» PROBLEM REQUIREMENTS
Copy out the rows verbatim, beginning with the line that contains "- tab-events[interactable]: Events: [665, 841, 714, 900]" and continuing through the line that contains "- topic-left: Grow", with both of those lines included.

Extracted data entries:
- - - - -

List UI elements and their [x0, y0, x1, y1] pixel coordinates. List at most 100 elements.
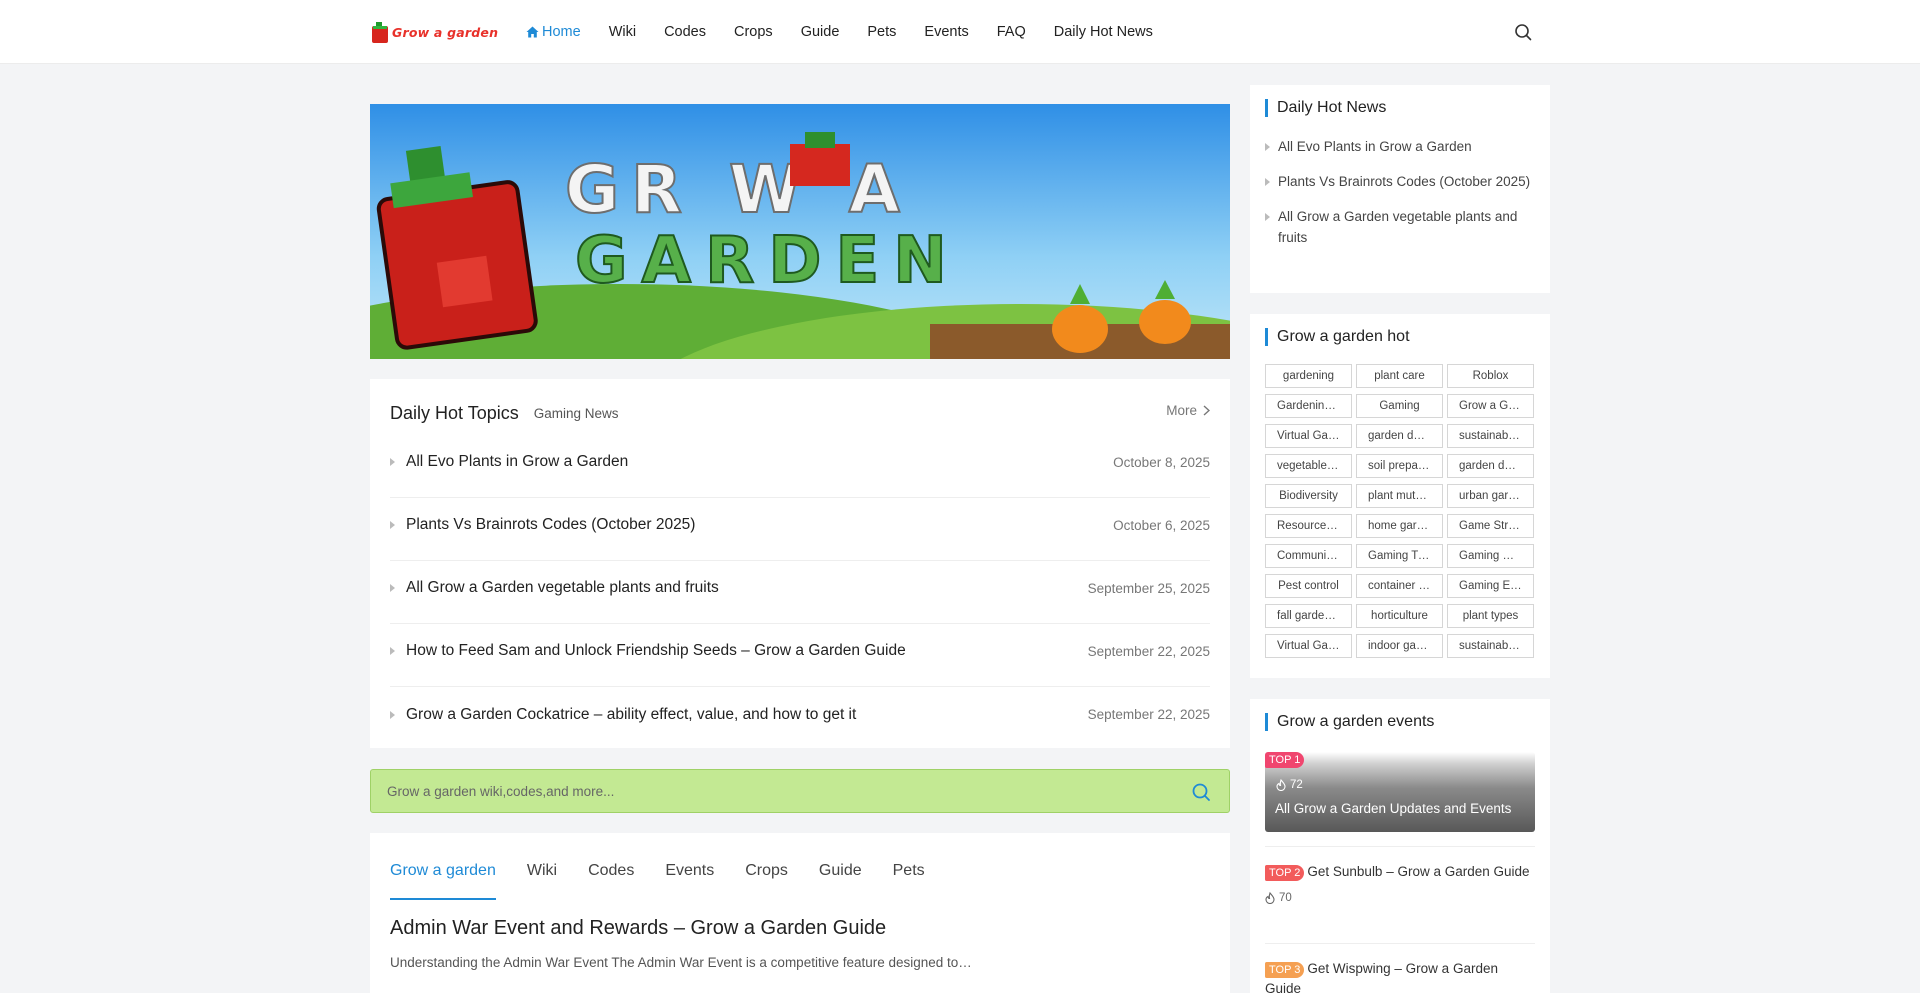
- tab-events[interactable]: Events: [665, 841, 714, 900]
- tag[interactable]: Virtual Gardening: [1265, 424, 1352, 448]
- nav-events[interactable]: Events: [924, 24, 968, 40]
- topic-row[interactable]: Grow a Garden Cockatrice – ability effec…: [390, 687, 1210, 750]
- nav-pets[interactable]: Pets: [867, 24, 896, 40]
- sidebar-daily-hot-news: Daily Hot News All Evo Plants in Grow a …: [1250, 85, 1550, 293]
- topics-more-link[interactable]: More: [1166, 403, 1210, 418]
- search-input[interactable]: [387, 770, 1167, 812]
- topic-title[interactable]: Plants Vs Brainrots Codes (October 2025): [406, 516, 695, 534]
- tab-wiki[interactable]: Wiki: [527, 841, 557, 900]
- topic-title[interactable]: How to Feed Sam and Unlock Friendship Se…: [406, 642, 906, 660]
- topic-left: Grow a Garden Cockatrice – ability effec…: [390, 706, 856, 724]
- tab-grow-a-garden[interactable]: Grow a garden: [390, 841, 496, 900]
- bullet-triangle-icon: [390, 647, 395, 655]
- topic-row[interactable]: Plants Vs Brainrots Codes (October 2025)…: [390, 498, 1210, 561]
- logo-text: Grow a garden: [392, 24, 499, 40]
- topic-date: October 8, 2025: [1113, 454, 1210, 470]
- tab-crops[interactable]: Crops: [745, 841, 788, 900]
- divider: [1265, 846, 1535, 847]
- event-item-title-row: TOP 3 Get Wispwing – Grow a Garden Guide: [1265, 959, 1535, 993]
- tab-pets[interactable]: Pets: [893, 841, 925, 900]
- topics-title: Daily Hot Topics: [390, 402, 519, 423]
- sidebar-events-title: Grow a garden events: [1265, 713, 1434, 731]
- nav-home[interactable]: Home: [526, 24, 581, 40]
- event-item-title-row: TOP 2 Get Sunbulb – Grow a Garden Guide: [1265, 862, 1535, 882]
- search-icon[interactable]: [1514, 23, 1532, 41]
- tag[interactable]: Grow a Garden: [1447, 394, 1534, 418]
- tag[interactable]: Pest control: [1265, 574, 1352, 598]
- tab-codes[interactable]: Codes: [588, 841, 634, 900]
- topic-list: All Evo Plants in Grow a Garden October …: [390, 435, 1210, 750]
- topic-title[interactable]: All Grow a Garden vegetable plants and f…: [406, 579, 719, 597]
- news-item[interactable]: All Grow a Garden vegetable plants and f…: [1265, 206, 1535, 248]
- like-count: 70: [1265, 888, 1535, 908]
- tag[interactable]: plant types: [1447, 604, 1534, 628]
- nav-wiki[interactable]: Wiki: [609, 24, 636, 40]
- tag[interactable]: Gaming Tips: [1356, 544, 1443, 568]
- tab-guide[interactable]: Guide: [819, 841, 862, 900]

- - - - -

» TASK ANSWER
- tab-events[interactable]: Events: [665, 841, 714, 900]
- tag[interactable]: Virtual Gardening: [1265, 424, 1352, 448]
- nav-events[interactable]: Events: [924, 24, 968, 40]
- topic-row[interactable]: Grow a Garden Cockatrice – ability effec…: [390, 687, 1210, 750]
- nav-pets[interactable]: Pets: [867, 24, 896, 40]
- sidebar-daily-hot-news: Daily Hot News All Evo Plants in Grow a …: [1250, 85, 1550, 293]
- topics-more-link[interactable]: More: [1166, 403, 1210, 418]
- search-input[interactable]: [387, 770, 1167, 812]
- topic-title[interactable]: Plants Vs Brainrots Codes (October 2025): [406, 516, 695, 534]
- tab-wiki[interactable]: Wiki: [527, 841, 557, 900]
- topic-title[interactable]: How to Feed Sam and Unlock Friendship Se…: [406, 642, 906, 660]
- topic-left: Grow a Garden Cockatrice – ability effec…: [390, 706, 856, 724]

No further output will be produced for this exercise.